Source data:
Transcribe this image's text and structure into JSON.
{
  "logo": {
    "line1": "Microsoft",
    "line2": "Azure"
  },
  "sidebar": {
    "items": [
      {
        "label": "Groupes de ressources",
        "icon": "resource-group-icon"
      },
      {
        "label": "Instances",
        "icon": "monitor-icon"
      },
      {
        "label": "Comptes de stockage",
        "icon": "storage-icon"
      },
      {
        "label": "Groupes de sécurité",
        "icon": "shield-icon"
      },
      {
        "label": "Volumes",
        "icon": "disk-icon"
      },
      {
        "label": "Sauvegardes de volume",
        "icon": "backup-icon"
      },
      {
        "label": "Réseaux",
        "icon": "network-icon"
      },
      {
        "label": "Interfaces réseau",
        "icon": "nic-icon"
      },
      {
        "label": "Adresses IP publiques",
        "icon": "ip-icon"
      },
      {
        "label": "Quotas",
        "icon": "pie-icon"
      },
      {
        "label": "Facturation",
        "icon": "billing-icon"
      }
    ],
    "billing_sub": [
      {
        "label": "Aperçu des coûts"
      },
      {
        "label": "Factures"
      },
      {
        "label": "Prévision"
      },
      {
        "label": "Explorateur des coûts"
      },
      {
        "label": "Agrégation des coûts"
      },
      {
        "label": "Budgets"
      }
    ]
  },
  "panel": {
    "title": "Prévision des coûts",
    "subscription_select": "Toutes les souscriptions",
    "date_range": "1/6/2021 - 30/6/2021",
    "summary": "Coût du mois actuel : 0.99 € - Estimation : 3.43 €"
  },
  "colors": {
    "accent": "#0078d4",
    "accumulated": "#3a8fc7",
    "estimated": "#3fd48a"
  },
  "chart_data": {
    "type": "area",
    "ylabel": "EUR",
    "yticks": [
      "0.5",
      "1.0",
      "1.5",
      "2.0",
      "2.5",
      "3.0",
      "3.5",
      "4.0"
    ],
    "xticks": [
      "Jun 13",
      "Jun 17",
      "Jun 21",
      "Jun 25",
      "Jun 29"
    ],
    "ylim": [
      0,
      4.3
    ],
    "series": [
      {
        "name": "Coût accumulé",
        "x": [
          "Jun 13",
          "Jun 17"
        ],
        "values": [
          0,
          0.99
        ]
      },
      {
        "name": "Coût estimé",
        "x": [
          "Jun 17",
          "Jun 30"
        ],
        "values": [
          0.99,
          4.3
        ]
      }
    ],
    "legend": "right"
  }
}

Work to complete:
Reproduce the records word for word.

Exercise solution:
Transcribe this image's text and structure into JSON.
{
  "logo": {
    "line1": "Microsoft",
    "line2": "Azure"
  },
  "sidebar": {
    "items": [
      {
        "label": "Groupes de ressources",
        "icon": "resource-group-icon"
      },
      {
        "label": "Instances",
        "icon": "monitor-icon"
      },
      {
        "label": "Comptes de stockage",
        "icon": "storage-icon"
      },
      {
        "label": "Groupes de sécurité",
        "icon": "shield-icon"
      },
      {
        "label": "Volumes",
        "icon": "disk-icon"
      },
      {
        "label": "Sauvegardes de volume",
        "icon": "backup-icon"
      },
      {
        "label": "Réseaux",
        "icon": "network-icon"
      },
      {
        "label": "Interfaces réseau",
        "icon": "nic-icon"
      },
      {
        "label": "Adresses IP publiques",
        "icon": "ip-icon"
      },
      {
        "label": "Quotas",
        "icon": "pie-icon"
      },
      {
        "label": "Facturation",
        "icon": "billing-icon"
      }
    ],
    "billing_sub": [
      {
        "label": "Aperçu des coûts"
      },
      {
        "label": "Factures"
      },
      {
        "label": "Prévision"
      },
      {
        "label": "Explorateur des coûts"
      },
      {
        "label": "Agrégation des coûts"
      },
      {
        "label": "Budgets"
      }
    ]
  },
  "panel": {
    "title": "Prévision des coûts",
    "subscription_select": "Toutes les souscriptions",
    "date_range": "1/6/2021 - 30/6/2021",
    "summary": "Coût du mois actuel : 0.99 € - Estimation : 3.43 €"
  },
  "colors": {
    "accent": "#0078d4",
    "accumulated": "#3a8fc7",
    "estimated": "#3fd48a"
  },
  "chart_data": {
    "type": "area",
    "ylabel": "EUR",
    "yticks": [
      "0.5",
      "1.0",
      "1.5",
      "2.0",
      "2.5",
      "3.0",
      "3.5",
      "4.0"
    ],
    "xticks": [
      "Jun 13",
      "Jun 17",
      "Jun 21",
      "Jun 25",
      "Jun 29"
    ],
    "ylim": [
      0,
      4.3
    ],
    "series": [
      {
        "name": "Coût accumulé",
        "x": [
          "Jun 13",
          "Jun 17"
        ],
        "values": [
          0,
          0.99
        ]
      },
      {
        "name": "Coût estimé",
        "x": [
          "Jun 17",
          "Jun 30"
        ],
        "values": [
          0.99,
          4.3
        ]
      }
    ],
    "legend": "right"
  }
}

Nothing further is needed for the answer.